--- STORED ROWS ---
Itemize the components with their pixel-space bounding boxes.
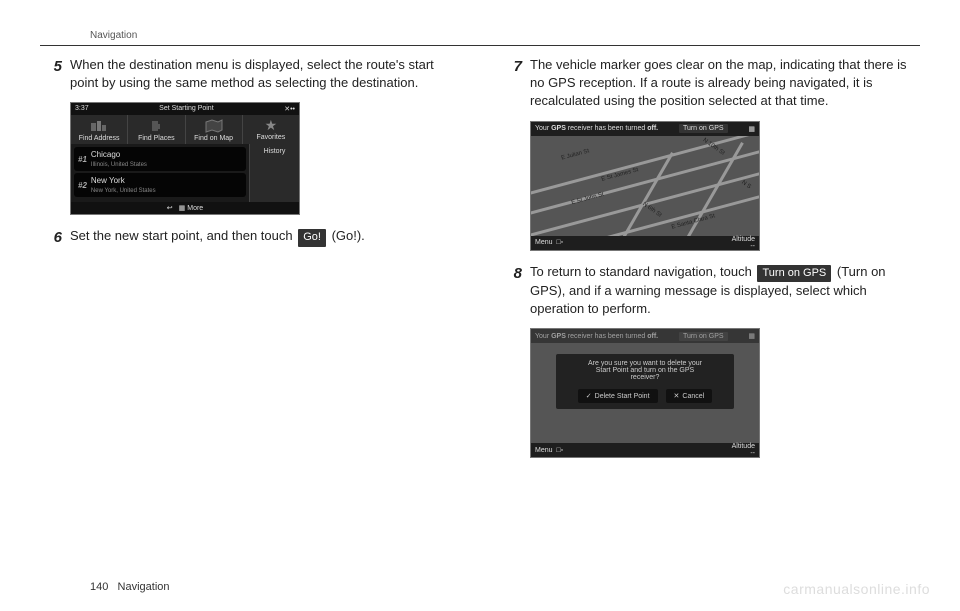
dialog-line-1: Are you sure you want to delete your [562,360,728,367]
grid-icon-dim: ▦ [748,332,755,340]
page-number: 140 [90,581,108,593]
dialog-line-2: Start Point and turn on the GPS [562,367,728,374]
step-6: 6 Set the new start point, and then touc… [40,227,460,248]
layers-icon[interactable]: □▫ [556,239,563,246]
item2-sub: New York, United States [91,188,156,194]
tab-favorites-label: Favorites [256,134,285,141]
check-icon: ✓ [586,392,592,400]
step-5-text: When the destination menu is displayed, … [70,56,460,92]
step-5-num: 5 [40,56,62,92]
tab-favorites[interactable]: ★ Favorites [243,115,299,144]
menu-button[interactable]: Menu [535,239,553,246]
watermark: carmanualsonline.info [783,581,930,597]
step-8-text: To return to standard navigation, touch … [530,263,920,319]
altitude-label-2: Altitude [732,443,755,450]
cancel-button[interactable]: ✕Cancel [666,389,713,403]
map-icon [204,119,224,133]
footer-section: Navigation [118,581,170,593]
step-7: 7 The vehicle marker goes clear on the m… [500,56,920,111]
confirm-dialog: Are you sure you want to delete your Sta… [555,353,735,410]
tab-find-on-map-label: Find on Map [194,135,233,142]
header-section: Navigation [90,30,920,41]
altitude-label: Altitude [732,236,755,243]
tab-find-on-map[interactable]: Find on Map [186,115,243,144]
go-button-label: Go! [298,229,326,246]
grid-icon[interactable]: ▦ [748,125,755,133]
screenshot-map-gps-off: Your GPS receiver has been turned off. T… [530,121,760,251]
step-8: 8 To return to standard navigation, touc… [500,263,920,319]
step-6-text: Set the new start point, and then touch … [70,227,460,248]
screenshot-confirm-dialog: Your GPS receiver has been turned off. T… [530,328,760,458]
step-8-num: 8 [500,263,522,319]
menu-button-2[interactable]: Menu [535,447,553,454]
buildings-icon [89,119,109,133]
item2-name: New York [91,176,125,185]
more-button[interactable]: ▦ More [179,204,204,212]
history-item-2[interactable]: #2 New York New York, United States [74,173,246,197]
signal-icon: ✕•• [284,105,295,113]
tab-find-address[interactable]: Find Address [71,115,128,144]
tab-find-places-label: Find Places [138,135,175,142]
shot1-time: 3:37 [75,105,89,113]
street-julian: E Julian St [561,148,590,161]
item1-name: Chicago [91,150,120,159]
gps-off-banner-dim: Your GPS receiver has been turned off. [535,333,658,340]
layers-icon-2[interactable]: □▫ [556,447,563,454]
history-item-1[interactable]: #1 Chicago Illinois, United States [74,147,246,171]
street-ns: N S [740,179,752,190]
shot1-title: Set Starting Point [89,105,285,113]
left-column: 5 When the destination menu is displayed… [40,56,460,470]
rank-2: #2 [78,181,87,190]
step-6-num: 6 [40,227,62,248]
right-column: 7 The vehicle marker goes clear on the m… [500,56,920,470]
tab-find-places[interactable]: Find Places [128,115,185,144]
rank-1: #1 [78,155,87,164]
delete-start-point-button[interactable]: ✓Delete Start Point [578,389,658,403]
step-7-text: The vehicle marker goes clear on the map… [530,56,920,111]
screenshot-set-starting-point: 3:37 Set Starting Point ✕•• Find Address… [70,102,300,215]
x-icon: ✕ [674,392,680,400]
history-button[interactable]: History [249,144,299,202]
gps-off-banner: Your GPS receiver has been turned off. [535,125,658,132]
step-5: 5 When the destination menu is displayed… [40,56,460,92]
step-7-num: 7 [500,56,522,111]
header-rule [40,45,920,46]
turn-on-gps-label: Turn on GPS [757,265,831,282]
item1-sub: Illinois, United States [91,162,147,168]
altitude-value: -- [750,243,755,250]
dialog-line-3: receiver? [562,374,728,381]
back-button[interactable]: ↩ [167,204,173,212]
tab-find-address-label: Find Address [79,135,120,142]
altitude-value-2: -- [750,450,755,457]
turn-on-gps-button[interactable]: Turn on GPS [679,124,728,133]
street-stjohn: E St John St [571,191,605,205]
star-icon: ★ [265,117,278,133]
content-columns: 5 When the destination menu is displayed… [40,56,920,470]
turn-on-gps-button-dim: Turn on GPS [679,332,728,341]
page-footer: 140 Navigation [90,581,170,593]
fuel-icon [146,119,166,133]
---
* TASK OBJECTIVE
Could you give all of the records above again word for word, leaving out the pictures?

* EXPECTED ANSWER
Itemize the components with their pixel-space bounding boxes.
dialog-line-1: Are you sure you want to delete your [562,360,728,367]
grid-icon-dim: ▦ [748,332,755,340]
page-number: 140 [90,581,108,593]
dialog-line-2: Start Point and turn on the GPS [562,367,728,374]
step-6: 6 Set the new start point, and then touc… [40,227,460,248]
layers-icon[interactable]: □▫ [556,239,563,246]
item2-sub: New York, United States [91,188,156,194]
tab-favorites-label: Favorites [256,134,285,141]
check-icon: ✓ [586,392,592,400]
step-5-text: When the destination menu is displayed, … [70,56,460,92]
step-5-num: 5 [40,56,62,92]
tab-favorites[interactable]: ★ Favorites [243,115,299,144]
menu-button[interactable]: Menu [535,239,553,246]
watermark: carmanualsonline.info [783,581,930,597]
step-8-text: To return to standard navigation, touch … [530,263,920,319]
altitude-label-2: Altitude [732,443,755,450]
cancel-button[interactable]: ✕Cancel [666,389,713,403]
map-icon [204,119,224,133]
footer-section: Navigation [118,581,170,593]
step-7: 7 The vehicle marker goes clear on the m… [500,56,920,111]
confirm-dialog: Are you sure you want to delete your Sta… [555,353,735,410]
tab-find-on-map-label: Find on Map [194,135,233,142]
header-section: Navigation [90,30,920,41]
altitude-label: Altitude [732,236,755,243]
tab-find-on-map[interactable]: Find on Map [186,115,243,144]
go-button-label: Go! [298,229,326,246]
grid-icon[interactable]: ▦ [748,125,755,133]
screenshot-map-gps-off: Your GPS receiver has been turned off. T… [530,121,760,251]
step-8: 8 To return to standard navigation, touc… [500,263,920,319]
step-6-text: Set the new start point, and then touch … [70,227,460,248]
screenshot-confirm-dialog: Your GPS receiver has been turned off. T… [530,328,760,458]
step-8-num: 8 [500,263,522,319]
menu-button-2[interactable]: Menu [535,447,553,454]
buildings-icon [89,119,109,133]
item2-name: New York [91,176,125,185]
more-button[interactable]: ▦ More [179,204,204,212]
history-item-2[interactable]: #2 New York New York, United States [74,173,246,197]
signal-icon: ✕•• [284,105,295,113]
tab-find-address[interactable]: Find Address [71,115,128,144]
tab-find-places-label: Find Places [138,135,175,142]
shot1-time: 3:37 [75,105,89,113]
street-julian: E Julian St [561,148,590,161]
item1-name: Chicago [91,150,120,159]
gps-off-banner-dim: Your GPS receiver has been turned off. [535,333,658,340]
layers-icon-2[interactable]: □▫ [556,447,563,454]
history-item-1[interactable]: #1 Chicago Illinois, United States [74,147,246,171]
street-ns: N S [740,179,752,190]
shot1-title: Set Starting Point [89,105,285,113]
left-column: 5 When the destination menu is displayed… [40,56,460,470]
rank-2: #2 [78,181,87,190]
step-6-num: 6 [40,227,62,248]
right-column: 7 The vehicle marker goes clear on the m… [500,56,920,470]
tab-find-places[interactable]: Find Places [128,115,185,144]
rank-1: #1 [78,155,87,164]
delete-start-point-button[interactable]: ✓Delete Start Point [578,389,658,403]
step-7-text: The vehicle marker goes clear on the map… [530,56,920,111]
screenshot-set-starting-point: 3:37 Set Starting Point ✕•• Find Address… [70,102,300,215]
x-icon: ✕ [674,392,680,400]
history-button[interactable]: History [249,144,299,202]
gps-off-banner: Your GPS receiver has been turned off. [535,125,658,132]
step-5: 5 When the destination menu is displayed… [40,56,460,92]
step-7-num: 7 [500,56,522,111]
header-rule [40,45,920,46]
turn-on-gps-label: Turn on GPS [757,265,831,282]
item1-sub: Illinois, United States [91,162,147,168]
altitude-value: -- [750,243,755,250]
dialog-line-3: receiver? [562,374,728,381]
back-button[interactable]: ↩ [167,204,173,212]
tab-find-address-label: Find Address [79,135,120,142]
altitude-value-2: -- [750,450,755,457]
turn-on-gps-button[interactable]: Turn on GPS [679,124,728,133]
street-stjohn: E St John St [571,191,605,205]
star-icon: ★ [265,117,278,133]
content-columns: 5 When the destination menu is displayed… [40,56,920,470]
turn-on-gps-button-dim: Turn on GPS [679,332,728,341]
page-footer: 140 Navigation [90,581,170,593]
fuel-icon [146,119,166,133]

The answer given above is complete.